[Source data]
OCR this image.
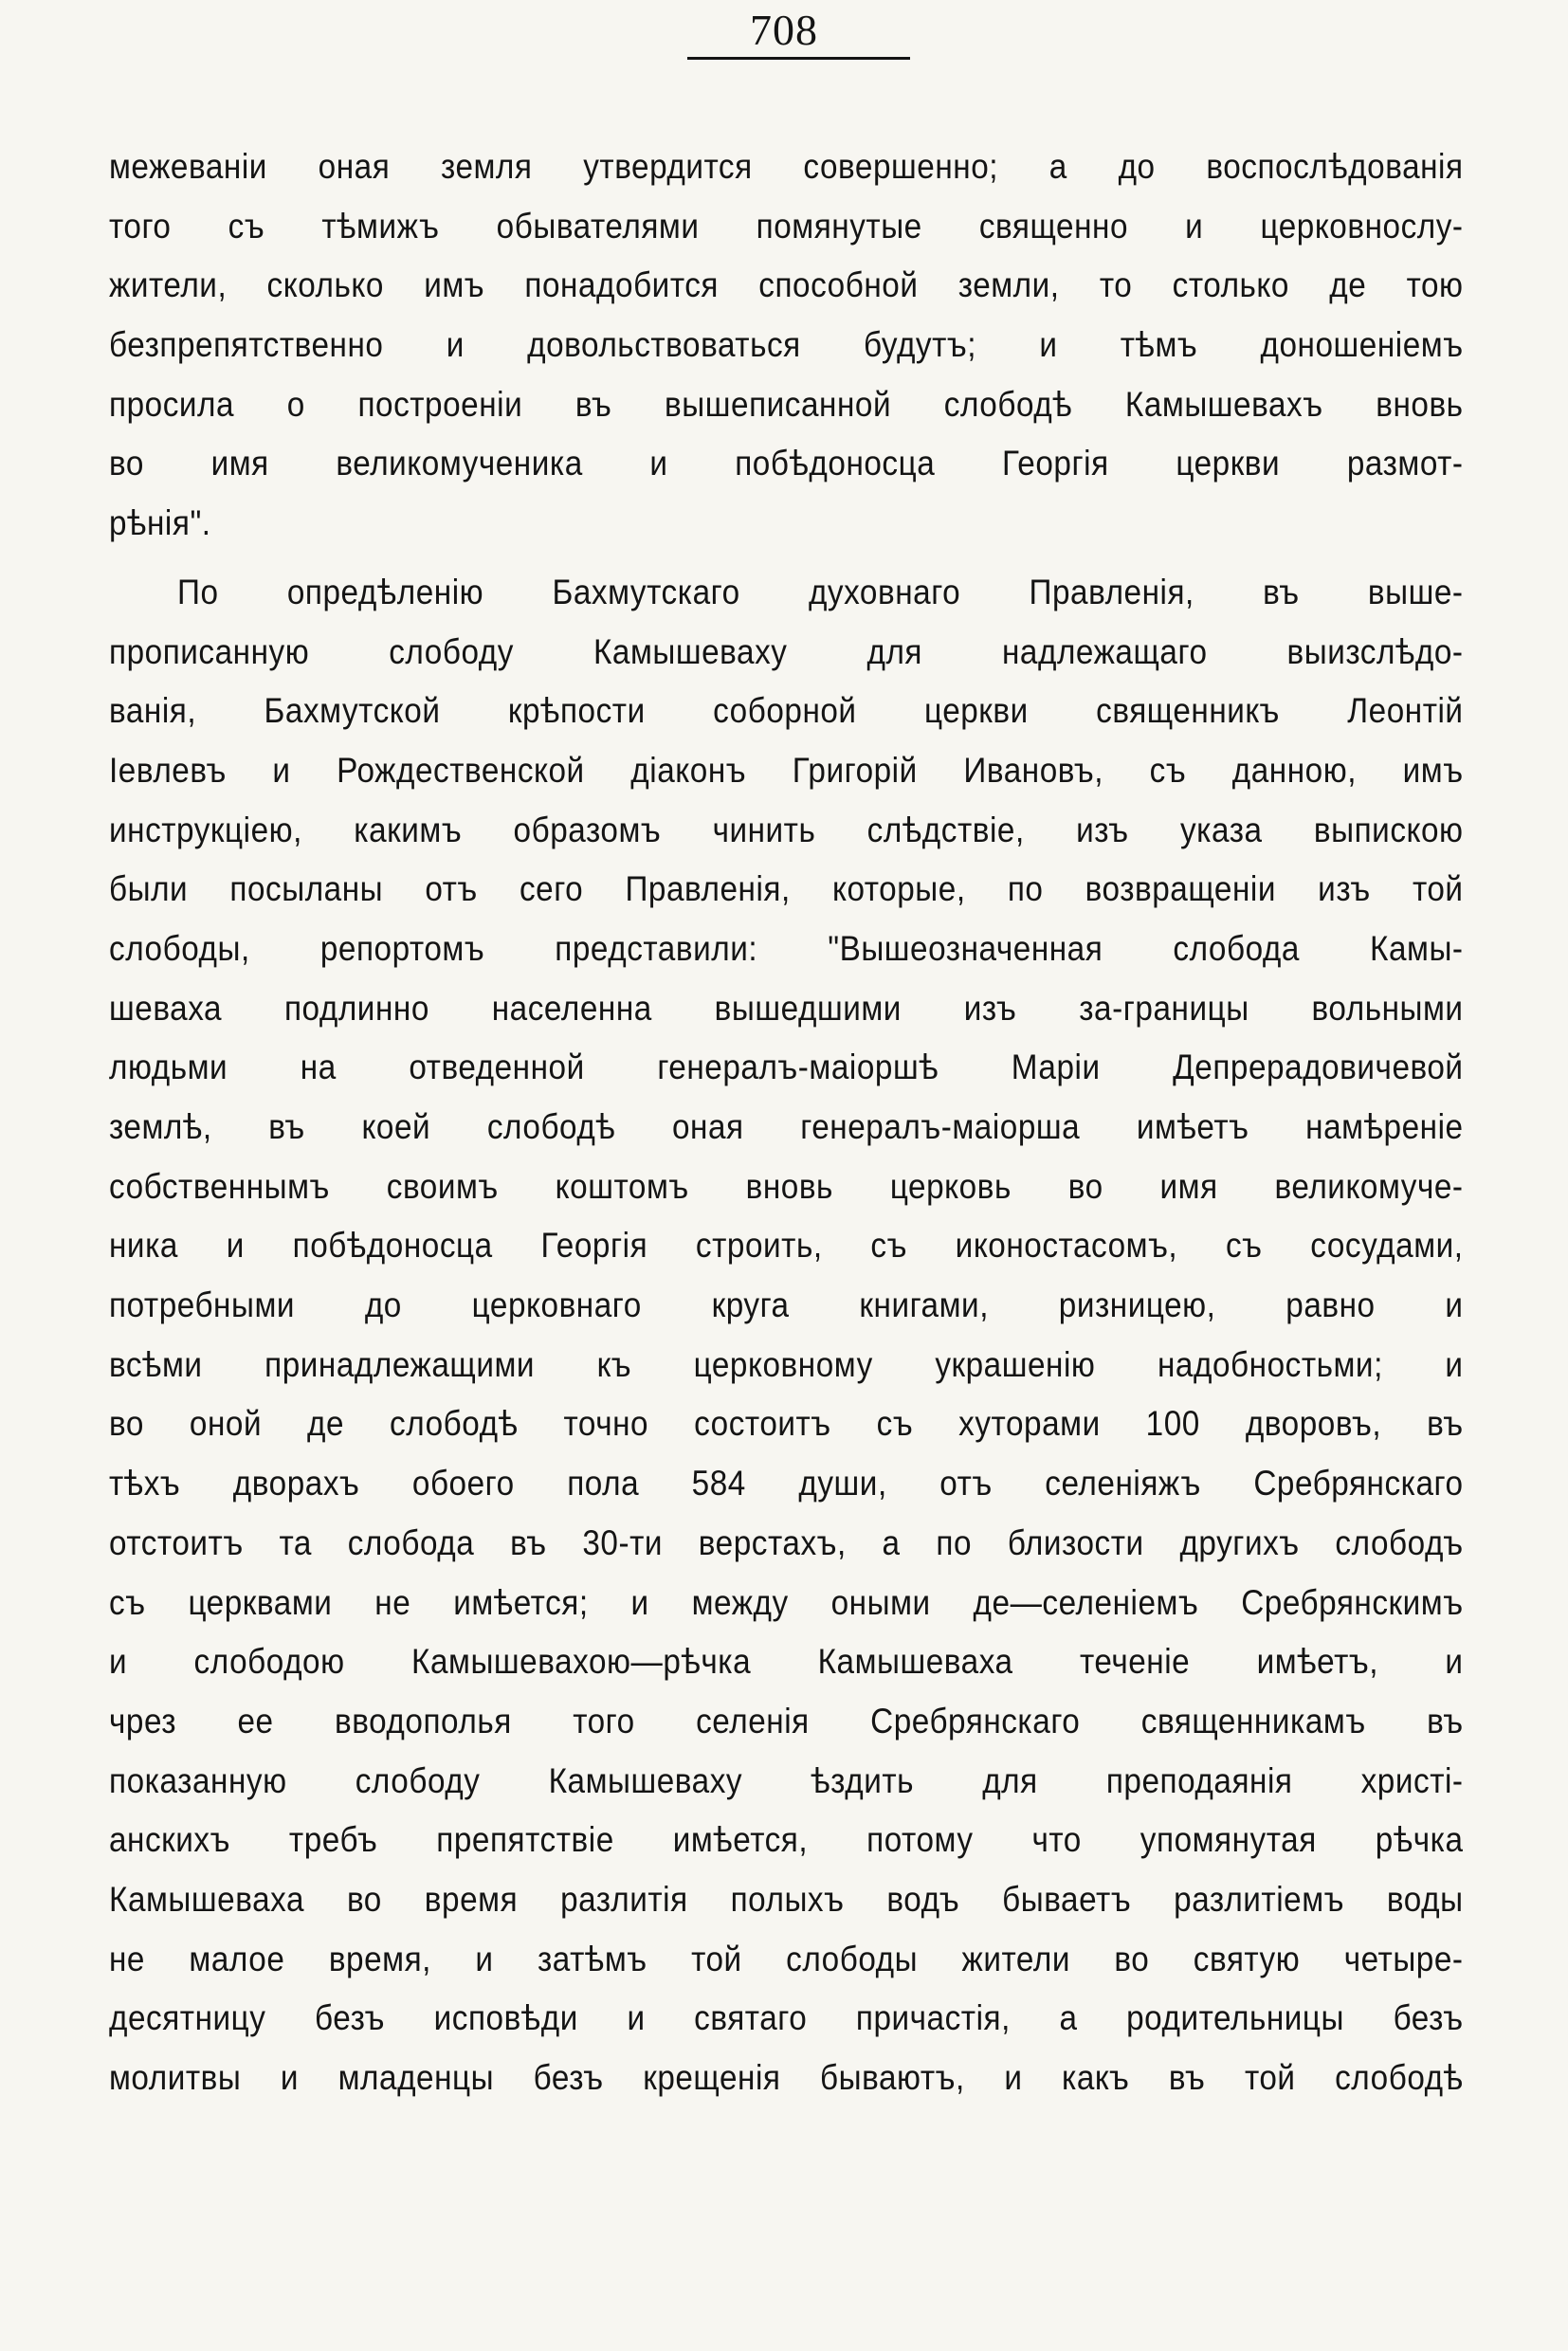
708
межеваніи оная земля утвердится совершенно; а до воспослѣдованія
того съ тѣмижъ обывателями помянутые священно и церковнослу-
жители, сколько имъ понадобится способной земли, то столько де тою
безпрепятственно и довольствоваться будутъ; и тѣмъ доношеніемъ
просила о построеніи въ вышеписанной слободѣ Камышевахъ вновь
во имя великомученика и побѣдоносца Георгія церкви размот-
рѣнія".
По опредѣленію Бахмутскаго духовнаго Правленія, въ выше-
прописанную слободу Камышеваху для надлежащаго выизслѣдо-
ванія, Бахмутской крѣпости соборной церкви священникъ Леонтій
Іевлевъ и Рождественской діаконъ Григорій Ивановъ, съ данною, имъ
инструкціею, какимъ образомъ чинить слѣдствіе, изъ указа выпискою
были посыланы отъ сего Правленія, которые, по возвращеніи изъ той
слободы, репортомъ представили: "Вышеозначенная слобода Камы-
шеваха подлинно населенна вышедшими изъ за-границы вольными
людьми на отведенной генералъ-маіоршѣ Маріи Депрерадовичевой
землѣ, въ коей слободѣ оная генералъ-маіорша имѣетъ намѣреніе
собственнымъ своимъ коштомъ вновь церковь во имя великомуче-
ника и побѣдоносца Георгія строить, съ иконостасомъ, съ сосудами,
потребными до церковнаго круга книгами, ризницею, равно и
всѣми принадлежащими къ церковному украшенію надобностьми; и
во оной де слободѣ точно состоитъ съ хуторами 100 дворовъ, въ
тѣхъ дворахъ обоего пола 584 души, отъ селеніяжъ Сребрянскаго
отстоитъ та слобода въ 30-ти верстахъ, а по близости другихъ слободъ
съ церквами не имѣется; и между оными де—селеніемъ Сребрянскимъ
и слободою Камышевахою—рѣчка Камышеваха теченіе имѣетъ, и
чрез ее вводополья того селенія Сребрянскаго священникамъ въ
показанную слободу Камышеваху ѣздить для преподаянія христі-
анскихъ требъ препятствіе имѣется, потому что упомянутая рѣчка
Камышеваха во время разлитія полыхъ водъ бываетъ разлитіемъ воды
не малое время, и затѣмъ той слободы жители во святую четыре-
десятницу безъ исповѣди и святаго причастія, а родительницы безъ
молитвы и младенцы безъ крещенія бываютъ, и какъ въ той слободѣ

Task requirements
Copy every entry exactly as written. Pictures are excluded.

The answer
OCR this image.
708
межеваніи оная земля утвердится совершенно; а до воспослѣдованія
того съ тѣмижъ обывателями помянутые священно и церковнослу-
жители, сколько имъ понадобится способной земли, то столько де тою
безпрепятственно и довольствоваться будутъ; и тѣмъ доношеніемъ
просила о построеніи въ вышеписанной слободѣ Камышевахъ вновь
во имя великомученика и побѣдоносца Георгія церкви размот-
рѣнія".
По опредѣленію Бахмутскаго духовнаго Правленія, въ выше-
прописанную слободу Камышеваху для надлежащаго выизслѣдо-
ванія, Бахмутской крѣпости соборной церкви священникъ Леонтій
Іевлевъ и Рождественской діаконъ Григорій Ивановъ, съ данною, имъ
инструкціею, какимъ образомъ чинить слѣдствіе, изъ указа выпискою
были посыланы отъ сего Правленія, которые, по возвращеніи изъ той
слободы, репортомъ представили: "Вышеозначенная слобода Камы-
шеваха подлинно населенна вышедшими изъ за-границы вольными
людьми на отведенной генералъ-маіоршѣ Маріи Депрерадовичевой
землѣ, въ коей слободѣ оная генералъ-маіорша имѣетъ намѣреніе
собственнымъ своимъ коштомъ вновь церковь во имя великомуче-
ника и побѣдоносца Георгія строить, съ иконостасомъ, съ сосудами,
потребными до церковнаго круга книгами, ризницею, равно и
всѣми принадлежащими къ церковному украшенію надобностьми; и
во оной де слободѣ точно состоитъ съ хуторами 100 дворовъ, въ
тѣхъ дворахъ обоего пола 584 души, отъ селеніяжъ Сребрянскаго
отстоитъ та слобода въ 30-ти верстахъ, а по близости другихъ слободъ
съ церквами не имѣется; и между оными де—селеніемъ Сребрянскимъ
и слободою Камышевахою—рѣчка Камышеваха теченіе имѣетъ, и
чрез ее вводополья того селенія Сребрянскаго священникамъ въ
показанную слободу Камышеваху ѣздить для преподаянія христі-
анскихъ требъ препятствіе имѣется, потому что упомянутая рѣчка
Камышеваха во время разлитія полыхъ водъ бываетъ разлитіемъ воды
не малое время, и затѣмъ той слободы жители во святую четыре-
десятницу безъ исповѣди и святаго причастія, а родительницы безъ
молитвы и младенцы безъ крещенія бываютъ, и какъ въ той слободѣ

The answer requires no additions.